▸ **ANWEISUNG**
Schreibe alle folgenden Zeilen unverändert und vollständig ab.
________________
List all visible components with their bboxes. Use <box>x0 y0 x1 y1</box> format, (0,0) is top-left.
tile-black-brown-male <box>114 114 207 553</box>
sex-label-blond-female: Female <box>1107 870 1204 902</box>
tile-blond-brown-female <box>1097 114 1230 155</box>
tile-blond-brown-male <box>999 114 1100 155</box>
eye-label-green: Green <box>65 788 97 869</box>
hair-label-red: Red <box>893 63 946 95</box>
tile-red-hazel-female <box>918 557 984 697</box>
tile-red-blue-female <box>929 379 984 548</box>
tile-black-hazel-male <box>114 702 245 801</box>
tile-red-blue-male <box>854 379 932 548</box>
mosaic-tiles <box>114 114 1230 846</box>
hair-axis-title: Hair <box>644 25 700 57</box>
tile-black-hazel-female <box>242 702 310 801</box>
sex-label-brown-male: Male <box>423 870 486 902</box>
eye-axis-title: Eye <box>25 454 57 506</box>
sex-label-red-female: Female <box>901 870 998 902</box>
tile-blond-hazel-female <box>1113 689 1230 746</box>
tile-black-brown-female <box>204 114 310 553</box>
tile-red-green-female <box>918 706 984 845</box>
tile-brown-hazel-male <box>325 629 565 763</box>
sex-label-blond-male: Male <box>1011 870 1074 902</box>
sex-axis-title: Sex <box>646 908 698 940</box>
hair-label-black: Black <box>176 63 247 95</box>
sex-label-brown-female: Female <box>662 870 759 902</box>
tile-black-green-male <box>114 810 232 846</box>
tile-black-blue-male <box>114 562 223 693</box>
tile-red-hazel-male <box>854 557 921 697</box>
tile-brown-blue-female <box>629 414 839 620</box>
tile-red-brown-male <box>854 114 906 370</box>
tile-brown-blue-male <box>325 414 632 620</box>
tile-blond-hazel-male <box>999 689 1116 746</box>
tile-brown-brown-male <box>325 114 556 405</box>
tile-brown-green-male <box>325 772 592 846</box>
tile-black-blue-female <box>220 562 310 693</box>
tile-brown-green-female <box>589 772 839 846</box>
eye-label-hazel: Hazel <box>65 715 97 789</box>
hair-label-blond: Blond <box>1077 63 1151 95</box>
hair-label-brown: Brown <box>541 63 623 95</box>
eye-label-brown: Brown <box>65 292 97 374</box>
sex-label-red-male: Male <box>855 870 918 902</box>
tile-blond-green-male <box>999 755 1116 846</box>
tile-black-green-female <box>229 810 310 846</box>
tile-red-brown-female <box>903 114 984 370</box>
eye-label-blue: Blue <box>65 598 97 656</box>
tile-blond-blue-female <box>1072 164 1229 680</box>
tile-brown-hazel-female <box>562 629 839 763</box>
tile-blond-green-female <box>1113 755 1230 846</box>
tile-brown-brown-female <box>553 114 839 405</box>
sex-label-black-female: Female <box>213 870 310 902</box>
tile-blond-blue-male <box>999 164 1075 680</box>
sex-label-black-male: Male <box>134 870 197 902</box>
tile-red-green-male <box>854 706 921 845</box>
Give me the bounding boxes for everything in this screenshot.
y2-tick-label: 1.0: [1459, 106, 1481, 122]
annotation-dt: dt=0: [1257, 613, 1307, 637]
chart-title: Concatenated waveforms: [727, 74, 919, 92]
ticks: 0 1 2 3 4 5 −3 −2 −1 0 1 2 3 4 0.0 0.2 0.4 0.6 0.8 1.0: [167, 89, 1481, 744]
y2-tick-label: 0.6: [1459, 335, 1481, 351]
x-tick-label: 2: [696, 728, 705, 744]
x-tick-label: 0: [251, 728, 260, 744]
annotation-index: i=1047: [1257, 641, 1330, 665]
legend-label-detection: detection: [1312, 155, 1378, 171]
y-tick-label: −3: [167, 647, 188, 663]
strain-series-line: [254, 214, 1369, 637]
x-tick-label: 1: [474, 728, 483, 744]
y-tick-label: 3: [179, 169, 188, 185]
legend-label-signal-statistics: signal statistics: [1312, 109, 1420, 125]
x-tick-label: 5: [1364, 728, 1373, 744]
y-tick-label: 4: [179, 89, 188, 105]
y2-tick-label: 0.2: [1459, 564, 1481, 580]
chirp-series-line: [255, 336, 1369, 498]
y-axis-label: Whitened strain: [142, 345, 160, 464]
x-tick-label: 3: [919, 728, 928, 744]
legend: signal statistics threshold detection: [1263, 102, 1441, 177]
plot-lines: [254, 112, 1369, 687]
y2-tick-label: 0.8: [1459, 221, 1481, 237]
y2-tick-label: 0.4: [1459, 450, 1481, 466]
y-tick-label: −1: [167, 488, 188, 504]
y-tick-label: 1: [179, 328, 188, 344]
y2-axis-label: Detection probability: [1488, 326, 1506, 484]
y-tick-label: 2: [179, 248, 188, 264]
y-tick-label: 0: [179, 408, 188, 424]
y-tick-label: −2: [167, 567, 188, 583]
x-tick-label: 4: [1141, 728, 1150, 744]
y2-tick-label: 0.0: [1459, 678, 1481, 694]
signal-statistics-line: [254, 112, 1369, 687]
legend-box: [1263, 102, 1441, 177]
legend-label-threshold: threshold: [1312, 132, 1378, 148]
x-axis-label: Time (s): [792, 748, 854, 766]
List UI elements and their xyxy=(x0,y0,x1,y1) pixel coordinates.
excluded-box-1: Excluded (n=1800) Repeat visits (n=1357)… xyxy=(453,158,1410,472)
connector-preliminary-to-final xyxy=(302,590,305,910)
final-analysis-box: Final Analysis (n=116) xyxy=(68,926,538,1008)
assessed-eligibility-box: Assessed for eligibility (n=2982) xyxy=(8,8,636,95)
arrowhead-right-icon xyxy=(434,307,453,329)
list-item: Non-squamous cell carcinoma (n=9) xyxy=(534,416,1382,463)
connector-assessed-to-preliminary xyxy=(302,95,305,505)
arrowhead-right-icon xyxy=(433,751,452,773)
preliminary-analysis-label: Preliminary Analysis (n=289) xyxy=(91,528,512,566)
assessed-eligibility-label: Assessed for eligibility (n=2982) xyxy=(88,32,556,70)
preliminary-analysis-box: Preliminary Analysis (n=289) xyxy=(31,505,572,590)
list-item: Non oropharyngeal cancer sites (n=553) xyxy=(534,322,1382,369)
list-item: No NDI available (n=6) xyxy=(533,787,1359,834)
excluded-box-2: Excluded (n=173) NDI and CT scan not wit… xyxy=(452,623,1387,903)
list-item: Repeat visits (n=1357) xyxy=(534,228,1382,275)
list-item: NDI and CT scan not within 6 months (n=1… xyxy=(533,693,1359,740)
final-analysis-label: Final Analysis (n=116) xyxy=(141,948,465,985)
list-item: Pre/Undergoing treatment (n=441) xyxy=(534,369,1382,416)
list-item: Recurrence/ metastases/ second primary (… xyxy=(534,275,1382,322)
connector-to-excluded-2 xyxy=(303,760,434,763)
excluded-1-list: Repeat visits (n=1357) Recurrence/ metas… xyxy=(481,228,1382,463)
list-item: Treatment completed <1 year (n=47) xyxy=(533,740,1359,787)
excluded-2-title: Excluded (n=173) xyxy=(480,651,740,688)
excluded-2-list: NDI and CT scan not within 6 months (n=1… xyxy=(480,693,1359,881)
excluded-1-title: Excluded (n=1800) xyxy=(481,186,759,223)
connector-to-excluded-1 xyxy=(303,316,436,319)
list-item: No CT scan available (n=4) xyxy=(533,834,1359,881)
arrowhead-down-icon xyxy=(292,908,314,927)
________________
▸ **LÖSUNG DER AUFGABE**
List all visible components with their bboxes. Use <box>x0 y0 x1 y1</box> format, (0,0) is top-left.
tile-black-brown-male <box>114 114 207 553</box>
sex-label-blond-female: Female <box>1107 870 1204 902</box>
tile-blond-brown-female <box>1097 114 1230 155</box>
tile-blond-brown-male <box>999 114 1100 155</box>
eye-label-green: Green <box>65 788 97 869</box>
hair-label-red: Red <box>893 63 946 95</box>
tile-red-hazel-female <box>918 557 984 697</box>
tile-red-blue-female <box>929 379 984 548</box>
tile-black-hazel-male <box>114 702 245 801</box>
tile-red-blue-male <box>854 379 932 548</box>
mosaic-tiles <box>114 114 1230 846</box>
hair-axis-title: Hair <box>644 25 700 57</box>
tile-black-hazel-female <box>242 702 310 801</box>
sex-label-brown-male: Male <box>423 870 486 902</box>
eye-axis-title: Eye <box>25 454 57 506</box>
sex-label-red-female: Female <box>901 870 998 902</box>
tile-blond-hazel-female <box>1113 689 1230 746</box>
tile-black-brown-female <box>204 114 310 553</box>
tile-red-green-female <box>918 706 984 845</box>
tile-brown-hazel-male <box>325 629 565 763</box>
sex-label-blond-male: Male <box>1011 870 1074 902</box>
sex-axis-title: Sex <box>646 908 698 940</box>
hair-label-black: Black <box>176 63 247 95</box>
sex-label-brown-female: Female <box>662 870 759 902</box>
tile-black-green-male <box>114 810 232 846</box>
tile-black-blue-male <box>114 562 223 693</box>
tile-red-hazel-male <box>854 557 921 697</box>
tile-brown-blue-female <box>629 414 839 620</box>
tile-red-brown-male <box>854 114 906 370</box>
tile-brown-blue-male <box>325 414 632 620</box>
tile-blond-hazel-male <box>999 689 1116 746</box>
tile-brown-brown-male <box>325 114 556 405</box>
tile-brown-green-male <box>325 772 592 846</box>
tile-black-blue-female <box>220 562 310 693</box>
tile-brown-green-female <box>589 772 839 846</box>
eye-label-hazel: Hazel <box>65 715 97 789</box>
hair-label-blond: Blond <box>1077 63 1151 95</box>
hair-label-brown: Brown <box>541 63 623 95</box>
eye-label-brown: Brown <box>65 292 97 374</box>
sex-label-red-male: Male <box>855 870 918 902</box>
tile-blond-green-male <box>999 755 1116 846</box>
tile-black-green-female <box>229 810 310 846</box>
tile-red-brown-female <box>903 114 984 370</box>
eye-label-blue: Blue <box>65 598 97 656</box>
tile-blond-blue-female <box>1072 164 1229 680</box>
tile-brown-hazel-female <box>562 629 839 763</box>
tile-blond-green-female <box>1113 755 1230 846</box>
tile-brown-brown-female <box>553 114 839 405</box>
sex-label-black-female: Female <box>213 870 310 902</box>
tile-blond-blue-male <box>999 164 1075 680</box>
sex-label-black-male: Male <box>134 870 197 902</box>
tile-red-green-male <box>854 706 921 845</box>
Give me the bounding boxes for everything in this screenshot.
y2-tick-label: 1.0: [1459, 106, 1481, 122]
annotation-dt: dt=0: [1257, 613, 1307, 637]
chart-title: Concatenated waveforms: [727, 74, 919, 92]
ticks: 0 1 2 3 4 5 −3 −2 −1 0 1 2 3 4 0.0 0.2 0.4 0.6 0.8 1.0: [167, 89, 1481, 744]
y2-tick-label: 0.6: [1459, 335, 1481, 351]
x-tick-label: 2: [696, 728, 705, 744]
x-tick-label: 0: [251, 728, 260, 744]
annotation-index: i=1047: [1257, 641, 1330, 665]
legend-label-detection: detection: [1312, 155, 1378, 171]
y-tick-label: −3: [167, 647, 188, 663]
strain-series-line: [254, 214, 1369, 637]
x-tick-label: 1: [474, 728, 483, 744]
y-tick-label: 3: [179, 169, 188, 185]
legend-label-signal-statistics: signal statistics: [1312, 109, 1420, 125]
x-tick-label: 5: [1364, 728, 1373, 744]
y-tick-label: 4: [179, 89, 188, 105]
y2-tick-label: 0.2: [1459, 564, 1481, 580]
chirp-series-line: [255, 336, 1369, 498]
y-axis-label: Whitened strain: [142, 345, 160, 464]
x-tick-label: 3: [919, 728, 928, 744]
legend: signal statistics threshold detection: [1263, 102, 1441, 177]
plot-lines: [254, 112, 1369, 687]
y2-tick-label: 0.8: [1459, 221, 1481, 237]
y2-tick-label: 0.4: [1459, 450, 1481, 466]
y-tick-label: −1: [167, 488, 188, 504]
y-tick-label: 1: [179, 328, 188, 344]
y2-axis-label: Detection probability: [1488, 326, 1506, 484]
y-tick-label: 2: [179, 248, 188, 264]
y-tick-label: 0: [179, 408, 188, 424]
y-tick-label: −2: [167, 567, 188, 583]
x-tick-label: 4: [1141, 728, 1150, 744]
y2-tick-label: 0.0: [1459, 678, 1481, 694]
signal-statistics-line: [254, 112, 1369, 687]
legend-box: [1263, 102, 1441, 177]
legend-label-threshold: threshold: [1312, 132, 1378, 148]
x-axis-label: Time (s): [792, 748, 854, 766]
List UI elements and their xyxy=(x0,y0,x1,y1) pixel coordinates.
excluded-box-1: Excluded (n=1800) Repeat visits (n=1357)… xyxy=(453,158,1410,472)
connector-preliminary-to-final xyxy=(302,590,305,910)
final-analysis-box: Final Analysis (n=116) xyxy=(68,926,538,1008)
assessed-eligibility-box: Assessed for eligibility (n=2982) xyxy=(8,8,636,95)
arrowhead-right-icon xyxy=(434,307,453,329)
list-item: Non-squamous cell carcinoma (n=9) xyxy=(534,416,1382,463)
connector-assessed-to-preliminary xyxy=(302,95,305,505)
arrowhead-right-icon xyxy=(433,751,452,773)
preliminary-analysis-label: Preliminary Analysis (n=289) xyxy=(91,528,512,566)
assessed-eligibility-label: Assessed for eligibility (n=2982) xyxy=(88,32,556,70)
preliminary-analysis-box: Preliminary Analysis (n=289) xyxy=(31,505,572,590)
list-item: Non oropharyngeal cancer sites (n=553) xyxy=(534,322,1382,369)
list-item: No NDI available (n=6) xyxy=(533,787,1359,834)
excluded-box-2: Excluded (n=173) NDI and CT scan not wit… xyxy=(452,623,1387,903)
list-item: Repeat visits (n=1357) xyxy=(534,228,1382,275)
list-item: NDI and CT scan not within 6 months (n=1… xyxy=(533,693,1359,740)
final-analysis-label: Final Analysis (n=116) xyxy=(141,948,465,985)
list-item: Pre/Undergoing treatment (n=441) xyxy=(534,369,1382,416)
list-item: Recurrence/ metastases/ second primary (… xyxy=(534,275,1382,322)
connector-to-excluded-2 xyxy=(303,760,434,763)
excluded-1-list: Repeat visits (n=1357) Recurrence/ metas… xyxy=(481,228,1382,463)
list-item: Treatment completed <1 year (n=47) xyxy=(533,740,1359,787)
excluded-2-title: Excluded (n=173) xyxy=(480,651,740,688)
excluded-2-list: NDI and CT scan not within 6 months (n=1… xyxy=(480,693,1359,881)
excluded-1-title: Excluded (n=1800) xyxy=(481,186,759,223)
connector-to-excluded-1 xyxy=(303,316,436,319)
list-item: No CT scan available (n=4) xyxy=(533,834,1359,881)
arrowhead-down-icon xyxy=(292,908,314,927)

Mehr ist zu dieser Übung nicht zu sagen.